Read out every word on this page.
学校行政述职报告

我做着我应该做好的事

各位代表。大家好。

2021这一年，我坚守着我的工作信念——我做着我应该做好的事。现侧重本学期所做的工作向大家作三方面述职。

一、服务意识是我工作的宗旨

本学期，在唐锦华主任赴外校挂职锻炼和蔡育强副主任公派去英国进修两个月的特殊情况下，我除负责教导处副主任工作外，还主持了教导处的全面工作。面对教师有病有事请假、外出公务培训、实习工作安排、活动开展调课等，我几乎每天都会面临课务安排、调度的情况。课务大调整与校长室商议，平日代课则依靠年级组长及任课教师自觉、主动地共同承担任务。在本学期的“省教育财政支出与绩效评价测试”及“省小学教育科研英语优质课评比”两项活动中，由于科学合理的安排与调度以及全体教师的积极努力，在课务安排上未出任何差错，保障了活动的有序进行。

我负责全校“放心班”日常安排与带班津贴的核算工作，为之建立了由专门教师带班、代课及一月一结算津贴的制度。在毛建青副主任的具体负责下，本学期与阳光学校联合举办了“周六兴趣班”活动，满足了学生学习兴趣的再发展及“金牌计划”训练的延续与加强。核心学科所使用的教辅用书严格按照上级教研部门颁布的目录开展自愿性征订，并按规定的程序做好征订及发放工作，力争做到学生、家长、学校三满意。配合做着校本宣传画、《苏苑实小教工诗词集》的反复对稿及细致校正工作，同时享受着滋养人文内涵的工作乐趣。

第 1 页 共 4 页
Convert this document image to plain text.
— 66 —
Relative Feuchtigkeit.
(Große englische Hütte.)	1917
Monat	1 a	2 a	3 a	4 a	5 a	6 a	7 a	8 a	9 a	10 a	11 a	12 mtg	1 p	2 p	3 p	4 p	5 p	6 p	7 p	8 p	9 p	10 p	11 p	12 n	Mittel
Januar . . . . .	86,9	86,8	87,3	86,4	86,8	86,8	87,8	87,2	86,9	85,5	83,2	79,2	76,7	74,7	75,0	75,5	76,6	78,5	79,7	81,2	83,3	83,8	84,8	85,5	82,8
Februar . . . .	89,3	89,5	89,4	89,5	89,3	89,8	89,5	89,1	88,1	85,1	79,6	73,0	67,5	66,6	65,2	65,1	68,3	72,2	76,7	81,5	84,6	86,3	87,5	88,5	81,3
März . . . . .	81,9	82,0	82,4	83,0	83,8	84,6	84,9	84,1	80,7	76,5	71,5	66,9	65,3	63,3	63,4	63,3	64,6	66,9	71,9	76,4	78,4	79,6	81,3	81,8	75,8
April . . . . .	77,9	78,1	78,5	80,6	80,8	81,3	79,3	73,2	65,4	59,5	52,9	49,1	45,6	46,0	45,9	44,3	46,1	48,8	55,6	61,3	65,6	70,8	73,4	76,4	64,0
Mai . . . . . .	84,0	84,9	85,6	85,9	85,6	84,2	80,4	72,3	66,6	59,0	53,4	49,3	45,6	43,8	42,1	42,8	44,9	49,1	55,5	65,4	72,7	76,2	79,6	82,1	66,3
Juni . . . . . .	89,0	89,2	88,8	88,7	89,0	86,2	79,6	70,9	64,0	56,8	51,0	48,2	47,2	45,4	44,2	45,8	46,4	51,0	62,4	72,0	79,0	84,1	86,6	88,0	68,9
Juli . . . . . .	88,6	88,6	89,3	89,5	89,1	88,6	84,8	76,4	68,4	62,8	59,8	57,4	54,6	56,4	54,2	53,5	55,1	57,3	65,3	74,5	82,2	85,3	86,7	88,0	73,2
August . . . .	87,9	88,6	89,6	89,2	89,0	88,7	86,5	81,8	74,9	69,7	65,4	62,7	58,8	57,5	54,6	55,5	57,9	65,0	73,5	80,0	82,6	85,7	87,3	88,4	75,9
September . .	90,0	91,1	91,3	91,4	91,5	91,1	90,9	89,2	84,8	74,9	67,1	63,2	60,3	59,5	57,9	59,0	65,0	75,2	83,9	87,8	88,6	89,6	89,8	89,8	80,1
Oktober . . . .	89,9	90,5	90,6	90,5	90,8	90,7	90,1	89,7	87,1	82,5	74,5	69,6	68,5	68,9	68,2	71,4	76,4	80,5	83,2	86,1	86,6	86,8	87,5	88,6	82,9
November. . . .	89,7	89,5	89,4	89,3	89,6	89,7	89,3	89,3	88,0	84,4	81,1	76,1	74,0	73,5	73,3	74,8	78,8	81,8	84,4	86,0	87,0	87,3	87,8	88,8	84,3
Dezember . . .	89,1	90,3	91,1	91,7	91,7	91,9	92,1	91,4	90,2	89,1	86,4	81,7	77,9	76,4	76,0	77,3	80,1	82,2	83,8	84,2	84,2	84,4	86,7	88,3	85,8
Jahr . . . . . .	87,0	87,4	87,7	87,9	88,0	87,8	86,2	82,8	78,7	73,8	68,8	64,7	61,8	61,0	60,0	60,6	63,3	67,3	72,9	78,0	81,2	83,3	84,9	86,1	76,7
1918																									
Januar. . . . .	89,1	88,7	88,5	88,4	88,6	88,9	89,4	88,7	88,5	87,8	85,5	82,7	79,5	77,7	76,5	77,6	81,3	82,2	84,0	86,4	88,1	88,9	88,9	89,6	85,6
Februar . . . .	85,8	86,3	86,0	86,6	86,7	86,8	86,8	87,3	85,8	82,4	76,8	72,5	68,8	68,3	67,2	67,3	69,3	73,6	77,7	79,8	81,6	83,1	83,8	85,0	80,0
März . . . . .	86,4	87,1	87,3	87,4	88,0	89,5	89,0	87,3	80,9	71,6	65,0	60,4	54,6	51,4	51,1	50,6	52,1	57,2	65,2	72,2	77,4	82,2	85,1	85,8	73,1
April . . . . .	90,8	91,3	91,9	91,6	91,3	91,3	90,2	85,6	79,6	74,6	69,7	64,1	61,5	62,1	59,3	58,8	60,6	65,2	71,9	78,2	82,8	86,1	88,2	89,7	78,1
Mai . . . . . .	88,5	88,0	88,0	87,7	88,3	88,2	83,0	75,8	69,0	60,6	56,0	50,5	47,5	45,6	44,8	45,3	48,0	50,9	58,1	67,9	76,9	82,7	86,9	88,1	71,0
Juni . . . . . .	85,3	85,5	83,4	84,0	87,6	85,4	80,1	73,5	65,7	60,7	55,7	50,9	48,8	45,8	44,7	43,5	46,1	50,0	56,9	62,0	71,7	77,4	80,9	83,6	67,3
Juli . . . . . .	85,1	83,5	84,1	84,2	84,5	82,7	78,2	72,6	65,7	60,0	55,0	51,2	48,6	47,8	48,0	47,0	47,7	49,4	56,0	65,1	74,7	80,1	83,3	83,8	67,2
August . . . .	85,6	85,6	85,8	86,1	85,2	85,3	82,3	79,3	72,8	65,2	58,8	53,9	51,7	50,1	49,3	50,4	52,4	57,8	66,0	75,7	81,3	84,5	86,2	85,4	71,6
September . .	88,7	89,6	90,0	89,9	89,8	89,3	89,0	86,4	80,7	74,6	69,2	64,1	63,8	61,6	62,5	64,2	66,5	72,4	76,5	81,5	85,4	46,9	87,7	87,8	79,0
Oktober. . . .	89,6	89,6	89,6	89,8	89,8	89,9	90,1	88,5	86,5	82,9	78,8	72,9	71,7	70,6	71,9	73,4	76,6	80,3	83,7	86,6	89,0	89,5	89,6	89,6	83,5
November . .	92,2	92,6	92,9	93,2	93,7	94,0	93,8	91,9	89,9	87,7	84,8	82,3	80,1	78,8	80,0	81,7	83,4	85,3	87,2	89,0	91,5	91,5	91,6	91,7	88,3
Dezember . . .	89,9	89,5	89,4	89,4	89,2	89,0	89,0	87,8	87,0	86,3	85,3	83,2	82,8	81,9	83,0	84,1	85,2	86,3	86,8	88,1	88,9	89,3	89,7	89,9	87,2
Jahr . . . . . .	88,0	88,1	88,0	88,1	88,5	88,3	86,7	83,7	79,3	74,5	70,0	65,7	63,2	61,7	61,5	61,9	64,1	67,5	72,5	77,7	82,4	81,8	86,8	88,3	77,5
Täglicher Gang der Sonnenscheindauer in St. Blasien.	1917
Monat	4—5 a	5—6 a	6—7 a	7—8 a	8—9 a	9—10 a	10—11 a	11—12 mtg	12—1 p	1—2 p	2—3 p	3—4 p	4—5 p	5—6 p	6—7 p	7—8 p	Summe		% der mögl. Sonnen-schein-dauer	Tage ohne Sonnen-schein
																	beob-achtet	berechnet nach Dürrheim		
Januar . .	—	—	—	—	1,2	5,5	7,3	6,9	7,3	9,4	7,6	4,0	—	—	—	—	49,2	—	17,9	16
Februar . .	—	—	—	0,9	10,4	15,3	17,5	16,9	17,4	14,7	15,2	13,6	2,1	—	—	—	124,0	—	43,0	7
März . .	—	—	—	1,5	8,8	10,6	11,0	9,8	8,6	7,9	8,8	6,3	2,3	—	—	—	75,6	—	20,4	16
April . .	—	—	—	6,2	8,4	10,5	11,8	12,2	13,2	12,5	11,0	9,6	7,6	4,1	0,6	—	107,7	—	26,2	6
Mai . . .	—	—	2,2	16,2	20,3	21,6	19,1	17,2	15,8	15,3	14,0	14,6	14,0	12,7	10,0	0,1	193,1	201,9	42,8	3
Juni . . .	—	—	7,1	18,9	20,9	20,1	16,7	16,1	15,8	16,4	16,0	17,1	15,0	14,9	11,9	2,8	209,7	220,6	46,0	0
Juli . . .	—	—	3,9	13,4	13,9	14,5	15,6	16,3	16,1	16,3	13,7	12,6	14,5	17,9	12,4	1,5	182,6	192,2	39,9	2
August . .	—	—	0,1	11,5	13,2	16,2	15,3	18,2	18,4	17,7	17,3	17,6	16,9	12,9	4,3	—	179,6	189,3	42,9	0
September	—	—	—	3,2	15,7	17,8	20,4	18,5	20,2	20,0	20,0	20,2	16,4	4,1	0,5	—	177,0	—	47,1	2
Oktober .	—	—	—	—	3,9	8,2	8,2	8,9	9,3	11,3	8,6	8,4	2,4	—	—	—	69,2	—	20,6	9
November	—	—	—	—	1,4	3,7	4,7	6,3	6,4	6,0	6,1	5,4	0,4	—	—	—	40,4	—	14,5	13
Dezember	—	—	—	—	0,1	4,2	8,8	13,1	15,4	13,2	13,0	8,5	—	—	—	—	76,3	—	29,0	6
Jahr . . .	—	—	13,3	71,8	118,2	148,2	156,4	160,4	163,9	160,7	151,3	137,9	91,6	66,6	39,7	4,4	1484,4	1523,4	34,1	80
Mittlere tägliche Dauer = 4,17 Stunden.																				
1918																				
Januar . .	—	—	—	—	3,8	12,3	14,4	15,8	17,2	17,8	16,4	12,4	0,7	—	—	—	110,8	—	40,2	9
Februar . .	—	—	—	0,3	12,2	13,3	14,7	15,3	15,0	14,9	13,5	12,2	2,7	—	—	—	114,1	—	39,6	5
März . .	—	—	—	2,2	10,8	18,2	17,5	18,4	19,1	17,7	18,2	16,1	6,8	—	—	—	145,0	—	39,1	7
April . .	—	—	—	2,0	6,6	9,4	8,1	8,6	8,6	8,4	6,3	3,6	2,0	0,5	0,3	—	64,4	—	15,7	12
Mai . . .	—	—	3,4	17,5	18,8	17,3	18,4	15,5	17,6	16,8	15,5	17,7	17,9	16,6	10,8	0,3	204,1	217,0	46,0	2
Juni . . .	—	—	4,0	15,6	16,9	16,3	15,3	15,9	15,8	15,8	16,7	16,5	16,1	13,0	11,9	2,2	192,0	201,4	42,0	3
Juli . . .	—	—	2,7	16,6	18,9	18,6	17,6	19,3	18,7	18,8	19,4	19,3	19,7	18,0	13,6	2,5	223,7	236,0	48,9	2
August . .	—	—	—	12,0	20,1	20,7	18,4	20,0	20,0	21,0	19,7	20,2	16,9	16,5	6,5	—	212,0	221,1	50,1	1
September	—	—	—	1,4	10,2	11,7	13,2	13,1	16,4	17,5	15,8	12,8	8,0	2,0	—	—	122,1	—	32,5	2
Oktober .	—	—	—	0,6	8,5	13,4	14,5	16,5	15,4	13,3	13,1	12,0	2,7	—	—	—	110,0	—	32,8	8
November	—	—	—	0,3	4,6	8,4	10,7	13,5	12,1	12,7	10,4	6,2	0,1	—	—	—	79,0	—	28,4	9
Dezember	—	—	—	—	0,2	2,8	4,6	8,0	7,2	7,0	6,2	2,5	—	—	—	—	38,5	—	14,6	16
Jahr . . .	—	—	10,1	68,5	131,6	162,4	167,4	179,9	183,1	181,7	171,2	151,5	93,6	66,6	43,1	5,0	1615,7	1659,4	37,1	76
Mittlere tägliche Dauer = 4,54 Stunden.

JOB » The answer is the number of lines in the preceding material that hold "Jahr"; write that number and nothing else.

FULL OUTPUT » 4